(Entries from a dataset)

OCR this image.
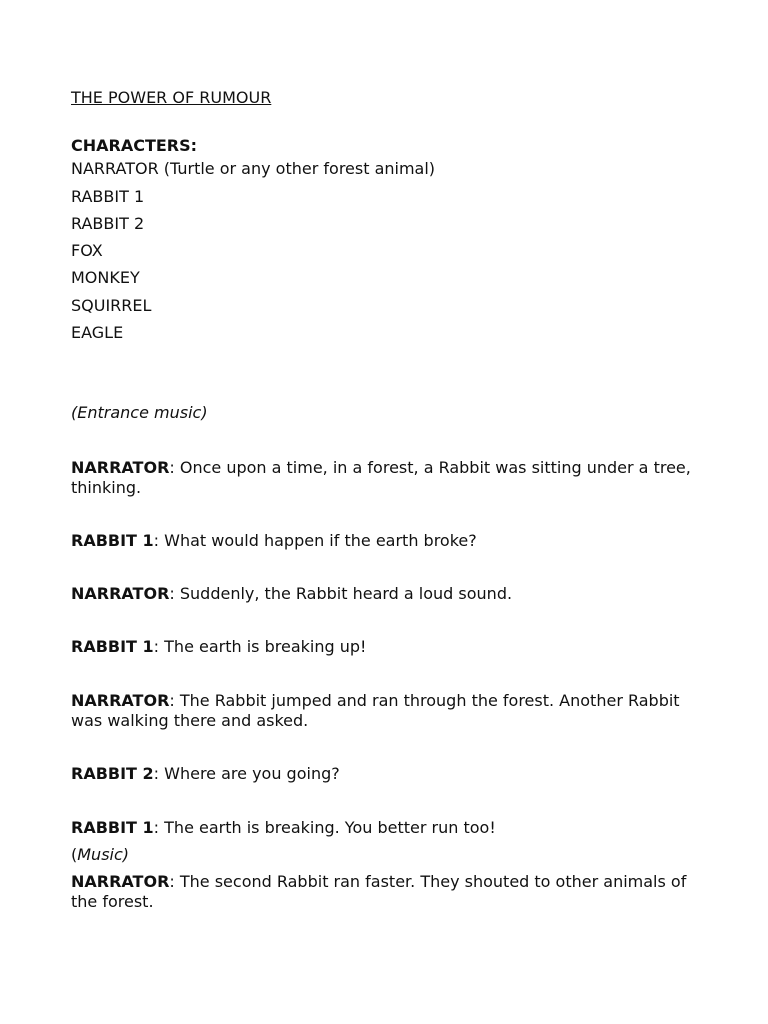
THE POWER OF RUMOUR
CHARACTERS:
NARRATOR (Turtle or any other forest animal)
RABBIT 1
RABBIT 2
FOX
MONKEY
SQUIRREL
EAGLE
(Entrance music)
NARRATOR: Once upon a time, in a forest, a Rabbit was sitting under a tree, thinking.
RABBIT 1: What would happen if the earth broke?
NARRATOR: Suddenly, the Rabbit heard a loud sound.
RABBIT 1: The earth is breaking up!
NARRATOR: The Rabbit jumped and ran through the forest. Another Rabbit was walking there and asked.
RABBIT 2: Where are you going?
RABBIT 1: The earth is breaking. You better run too!
(Music)
NARRATOR: The second Rabbit ran faster. They shouted to other animals of the forest.
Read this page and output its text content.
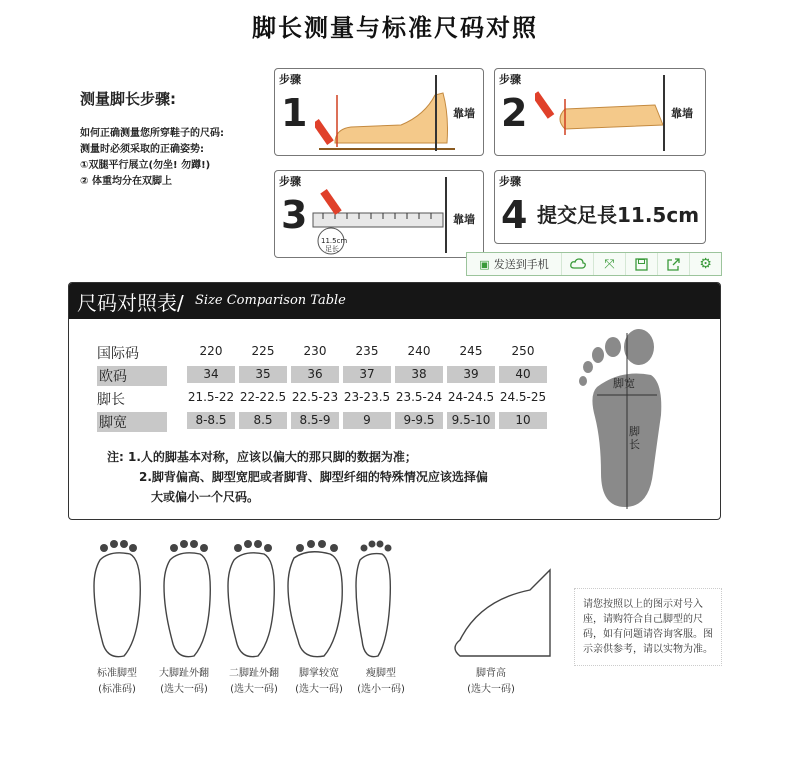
脚长测量与标准尺码对照
测量脚长步骤:
如何正确测量您所穿鞋子的尺码:
测量时必须采取的正确姿势:
①双腿平行展立(勿坐! 勿蹲!)
② 体重均分在双脚上
步骤
1	靠墙
步骤
2	靠墙
步骤
3
11.5cm
足长
靠墙
步骤
4 提交足長11.5cm
▣ 发送到手机	⤧	⚙
尺码对照表/ Size Comparison Table
国际码	220	225	230	235	240	245	250
欧码	34	35	36	37	38	39	40
脚长	21.5-22 22-22.5 22.5-23 23-23.5 23.5-24 24-24.5 24.5-25
脚宽	8-8.5	8.5	8.5-9	9	9-9.5	9.5-10	10
注: 1.人的脚基本对称，应该以偏大的那只脚的数据为准；
2.脚背偏高、脚型宽肥或者脚背、脚型纤细的特殊情况应该选择偏
大或偏小一个尺码。
脚宽
脚
长
标准脚型
(标准码)
大脚趾外翻
(选大一码)
二脚趾外翻
(选大一码)
脚掌较宽
(选大一码)
瘦脚型
(选小一码)
脚背高
(选大一码)
请您按照以上的图示对号入座，请购符合自己脚型的尺码，如有问题请咨询客服。图示亲供参考，请以实物为准。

EXERCISE OBJECTIVE
Find the word "this" and list each line it appears in.

ANSWER BELOW
OCR this image.
Read this page and output its text content.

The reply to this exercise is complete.